Give the number of lines containing "JSON" in this listing, with no other words.

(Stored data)
○ ○ ○ ○ ○

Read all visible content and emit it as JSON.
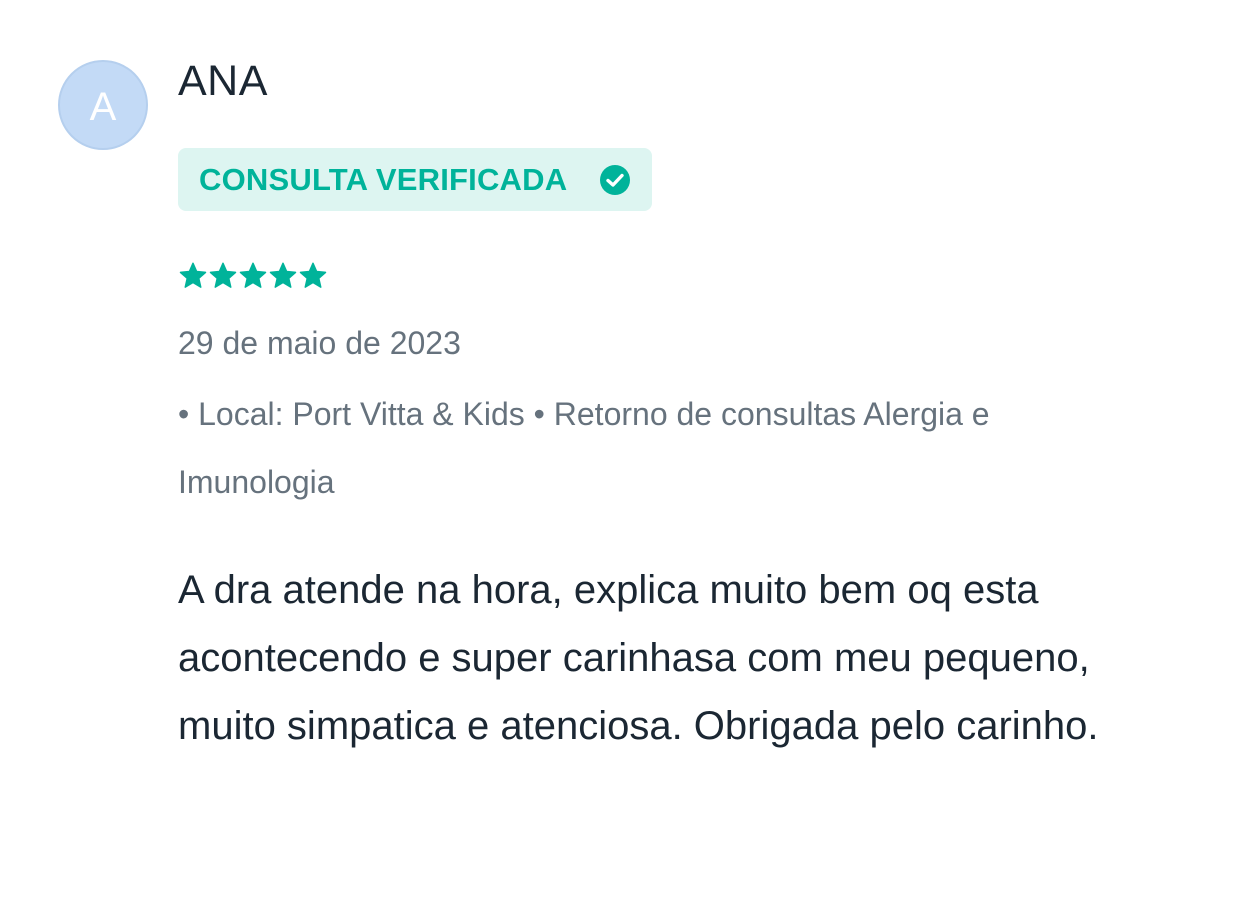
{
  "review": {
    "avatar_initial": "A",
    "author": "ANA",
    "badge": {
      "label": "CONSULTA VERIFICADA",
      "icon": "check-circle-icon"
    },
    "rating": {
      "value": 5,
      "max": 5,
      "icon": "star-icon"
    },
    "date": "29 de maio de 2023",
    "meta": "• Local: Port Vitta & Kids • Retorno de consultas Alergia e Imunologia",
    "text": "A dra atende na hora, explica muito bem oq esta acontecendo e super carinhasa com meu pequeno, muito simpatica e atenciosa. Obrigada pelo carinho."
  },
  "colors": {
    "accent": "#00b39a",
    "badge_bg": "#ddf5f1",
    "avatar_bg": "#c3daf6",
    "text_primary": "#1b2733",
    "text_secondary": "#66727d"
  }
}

○ ○ ○ ○ ○

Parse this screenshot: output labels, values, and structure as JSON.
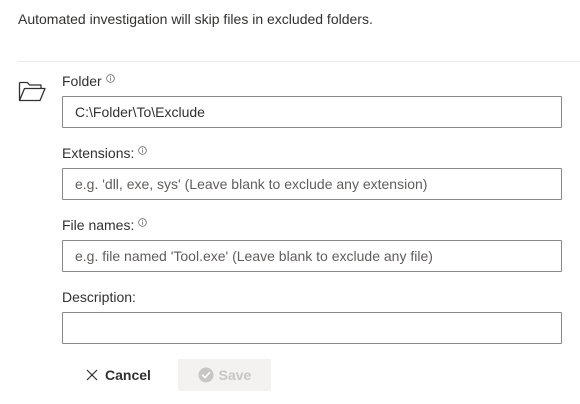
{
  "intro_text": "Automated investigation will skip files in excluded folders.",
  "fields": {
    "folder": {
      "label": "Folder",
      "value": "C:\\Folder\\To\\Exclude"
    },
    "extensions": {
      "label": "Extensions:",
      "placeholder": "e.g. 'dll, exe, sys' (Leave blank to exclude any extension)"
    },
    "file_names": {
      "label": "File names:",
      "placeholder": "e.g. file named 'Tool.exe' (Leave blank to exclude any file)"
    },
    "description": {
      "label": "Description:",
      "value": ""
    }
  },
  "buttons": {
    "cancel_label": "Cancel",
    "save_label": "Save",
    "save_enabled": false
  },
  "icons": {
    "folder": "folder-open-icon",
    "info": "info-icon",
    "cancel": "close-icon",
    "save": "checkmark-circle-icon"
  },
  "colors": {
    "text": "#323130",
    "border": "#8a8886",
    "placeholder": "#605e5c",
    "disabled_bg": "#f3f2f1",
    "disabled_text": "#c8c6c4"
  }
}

○ ○ ○ ○ ○

• Response:
2